Data entries:
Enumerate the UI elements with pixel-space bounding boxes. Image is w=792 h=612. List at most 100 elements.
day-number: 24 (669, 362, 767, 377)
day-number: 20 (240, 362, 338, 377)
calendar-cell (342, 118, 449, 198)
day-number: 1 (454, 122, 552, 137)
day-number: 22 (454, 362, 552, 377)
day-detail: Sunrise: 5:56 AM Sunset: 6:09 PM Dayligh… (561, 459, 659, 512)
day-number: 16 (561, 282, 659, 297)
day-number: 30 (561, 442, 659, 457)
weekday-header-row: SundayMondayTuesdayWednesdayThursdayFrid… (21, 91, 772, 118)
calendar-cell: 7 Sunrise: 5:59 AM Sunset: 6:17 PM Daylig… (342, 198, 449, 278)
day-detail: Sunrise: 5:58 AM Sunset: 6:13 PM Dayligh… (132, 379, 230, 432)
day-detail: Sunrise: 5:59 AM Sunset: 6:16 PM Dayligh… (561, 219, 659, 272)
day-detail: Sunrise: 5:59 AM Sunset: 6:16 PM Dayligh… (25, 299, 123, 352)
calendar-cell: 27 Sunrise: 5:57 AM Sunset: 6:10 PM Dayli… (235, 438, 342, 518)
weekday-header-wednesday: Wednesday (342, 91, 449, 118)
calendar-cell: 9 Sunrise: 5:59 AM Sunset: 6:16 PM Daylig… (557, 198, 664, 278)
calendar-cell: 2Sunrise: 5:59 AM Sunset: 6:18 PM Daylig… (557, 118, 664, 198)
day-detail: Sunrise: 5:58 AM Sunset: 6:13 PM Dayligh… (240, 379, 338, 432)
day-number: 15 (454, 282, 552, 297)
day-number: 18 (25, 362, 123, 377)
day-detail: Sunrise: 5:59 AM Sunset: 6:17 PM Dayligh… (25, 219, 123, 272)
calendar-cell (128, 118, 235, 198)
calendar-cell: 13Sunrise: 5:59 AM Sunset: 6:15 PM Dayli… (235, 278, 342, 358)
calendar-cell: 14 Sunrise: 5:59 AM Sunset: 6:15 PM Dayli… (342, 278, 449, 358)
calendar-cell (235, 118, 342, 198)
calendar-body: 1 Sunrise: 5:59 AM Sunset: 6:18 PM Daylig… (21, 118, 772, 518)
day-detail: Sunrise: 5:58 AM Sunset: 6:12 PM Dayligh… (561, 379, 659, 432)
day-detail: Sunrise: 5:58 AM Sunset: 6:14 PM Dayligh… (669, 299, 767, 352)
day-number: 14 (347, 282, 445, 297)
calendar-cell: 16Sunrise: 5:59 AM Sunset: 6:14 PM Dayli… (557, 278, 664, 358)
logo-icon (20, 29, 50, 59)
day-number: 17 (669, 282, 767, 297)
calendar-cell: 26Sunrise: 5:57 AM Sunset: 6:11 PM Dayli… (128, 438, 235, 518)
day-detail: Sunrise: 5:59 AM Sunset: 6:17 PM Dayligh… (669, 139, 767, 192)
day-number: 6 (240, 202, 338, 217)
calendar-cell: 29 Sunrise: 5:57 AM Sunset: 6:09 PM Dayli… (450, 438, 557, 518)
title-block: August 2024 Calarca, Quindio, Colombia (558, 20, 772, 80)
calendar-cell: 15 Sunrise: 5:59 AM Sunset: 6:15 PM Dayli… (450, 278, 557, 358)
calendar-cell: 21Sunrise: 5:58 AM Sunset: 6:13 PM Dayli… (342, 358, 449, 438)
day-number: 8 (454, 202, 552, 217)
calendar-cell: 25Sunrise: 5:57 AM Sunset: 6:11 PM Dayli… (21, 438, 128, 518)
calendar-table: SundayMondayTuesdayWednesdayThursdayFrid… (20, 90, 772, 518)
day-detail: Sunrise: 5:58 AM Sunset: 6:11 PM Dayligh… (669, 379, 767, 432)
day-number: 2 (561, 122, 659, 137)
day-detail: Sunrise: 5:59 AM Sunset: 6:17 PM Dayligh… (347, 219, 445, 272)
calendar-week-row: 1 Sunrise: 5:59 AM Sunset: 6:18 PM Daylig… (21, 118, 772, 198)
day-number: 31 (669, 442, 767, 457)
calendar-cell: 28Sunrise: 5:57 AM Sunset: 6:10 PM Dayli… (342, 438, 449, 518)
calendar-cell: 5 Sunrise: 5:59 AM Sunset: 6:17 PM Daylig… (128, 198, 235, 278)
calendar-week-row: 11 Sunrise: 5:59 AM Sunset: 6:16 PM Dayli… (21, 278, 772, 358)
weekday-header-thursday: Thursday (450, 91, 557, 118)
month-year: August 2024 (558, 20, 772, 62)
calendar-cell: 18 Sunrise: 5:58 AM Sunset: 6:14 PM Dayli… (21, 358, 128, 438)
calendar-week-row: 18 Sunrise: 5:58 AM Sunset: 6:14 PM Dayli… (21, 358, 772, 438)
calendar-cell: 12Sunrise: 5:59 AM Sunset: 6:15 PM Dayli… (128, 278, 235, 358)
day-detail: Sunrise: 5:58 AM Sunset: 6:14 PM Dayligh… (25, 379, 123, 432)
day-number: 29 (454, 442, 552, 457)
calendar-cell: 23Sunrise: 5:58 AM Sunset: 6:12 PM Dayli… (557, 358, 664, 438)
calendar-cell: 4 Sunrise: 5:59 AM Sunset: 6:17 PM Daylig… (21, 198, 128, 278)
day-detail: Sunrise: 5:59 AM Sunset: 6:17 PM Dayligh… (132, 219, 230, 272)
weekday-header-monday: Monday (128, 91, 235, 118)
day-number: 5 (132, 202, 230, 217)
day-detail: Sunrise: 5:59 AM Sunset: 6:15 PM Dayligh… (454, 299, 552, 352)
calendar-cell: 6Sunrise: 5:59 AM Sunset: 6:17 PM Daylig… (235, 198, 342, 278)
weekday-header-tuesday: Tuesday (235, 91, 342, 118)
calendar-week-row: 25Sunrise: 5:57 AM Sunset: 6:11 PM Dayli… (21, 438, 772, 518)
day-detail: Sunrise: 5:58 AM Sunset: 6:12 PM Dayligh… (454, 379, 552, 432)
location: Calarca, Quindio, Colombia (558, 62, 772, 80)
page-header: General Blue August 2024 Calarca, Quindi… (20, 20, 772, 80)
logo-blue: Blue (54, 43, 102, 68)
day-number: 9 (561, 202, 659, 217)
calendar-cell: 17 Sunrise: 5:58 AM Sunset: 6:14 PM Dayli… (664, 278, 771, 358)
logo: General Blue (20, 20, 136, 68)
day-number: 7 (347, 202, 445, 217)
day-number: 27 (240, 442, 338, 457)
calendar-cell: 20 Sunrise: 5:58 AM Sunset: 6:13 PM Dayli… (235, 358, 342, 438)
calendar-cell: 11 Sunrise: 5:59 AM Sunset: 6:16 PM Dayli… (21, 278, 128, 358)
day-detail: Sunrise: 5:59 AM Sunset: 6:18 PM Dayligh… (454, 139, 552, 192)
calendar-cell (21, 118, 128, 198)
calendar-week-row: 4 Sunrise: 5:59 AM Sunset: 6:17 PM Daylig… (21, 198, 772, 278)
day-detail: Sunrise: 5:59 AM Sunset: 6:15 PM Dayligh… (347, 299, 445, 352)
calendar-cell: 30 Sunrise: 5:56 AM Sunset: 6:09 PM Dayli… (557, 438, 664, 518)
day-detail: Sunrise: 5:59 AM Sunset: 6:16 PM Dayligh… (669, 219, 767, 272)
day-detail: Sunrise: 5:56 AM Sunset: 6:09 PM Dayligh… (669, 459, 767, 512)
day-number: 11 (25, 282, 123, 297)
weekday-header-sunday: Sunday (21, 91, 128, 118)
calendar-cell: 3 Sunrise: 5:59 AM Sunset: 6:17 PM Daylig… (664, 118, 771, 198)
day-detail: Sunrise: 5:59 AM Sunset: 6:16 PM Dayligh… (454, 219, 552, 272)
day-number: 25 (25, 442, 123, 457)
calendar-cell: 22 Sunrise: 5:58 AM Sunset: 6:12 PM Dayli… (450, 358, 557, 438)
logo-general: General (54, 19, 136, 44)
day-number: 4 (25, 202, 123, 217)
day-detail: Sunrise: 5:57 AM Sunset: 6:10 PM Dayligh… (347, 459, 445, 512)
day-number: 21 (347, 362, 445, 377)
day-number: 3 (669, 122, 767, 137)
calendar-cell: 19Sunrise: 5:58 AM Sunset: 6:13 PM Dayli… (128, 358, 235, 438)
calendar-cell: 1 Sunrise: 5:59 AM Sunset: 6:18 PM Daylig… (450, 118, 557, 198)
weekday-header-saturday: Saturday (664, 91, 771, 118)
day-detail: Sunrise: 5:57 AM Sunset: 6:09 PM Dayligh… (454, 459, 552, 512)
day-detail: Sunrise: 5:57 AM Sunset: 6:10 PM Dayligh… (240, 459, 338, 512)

Exercise: Can you render everything from the start of the records down to and including the line containing "day-number: 22 (454, 362, 552, 377)" as a Markdown table with the columns Row and Text, numbering each line in Row and skipping blank lines?

Completed exercise:
| Row | Text |
|---|---|
| 1 | Enumerate the UI elements with pixel-space bounding boxes. Image is w=792 h=612. List at most 100 elements. |
| 2 | day-number: 24 (669, 362, 767, 377) |
| 3 | day-number: 20 (240, 362, 338, 377) |
| 4 | calendar-cell (342, 118, 449, 198) |
| 5 | day-number: 1 (454, 122, 552, 137) |
| 6 | day-number: 22 (454, 362, 552, 377) |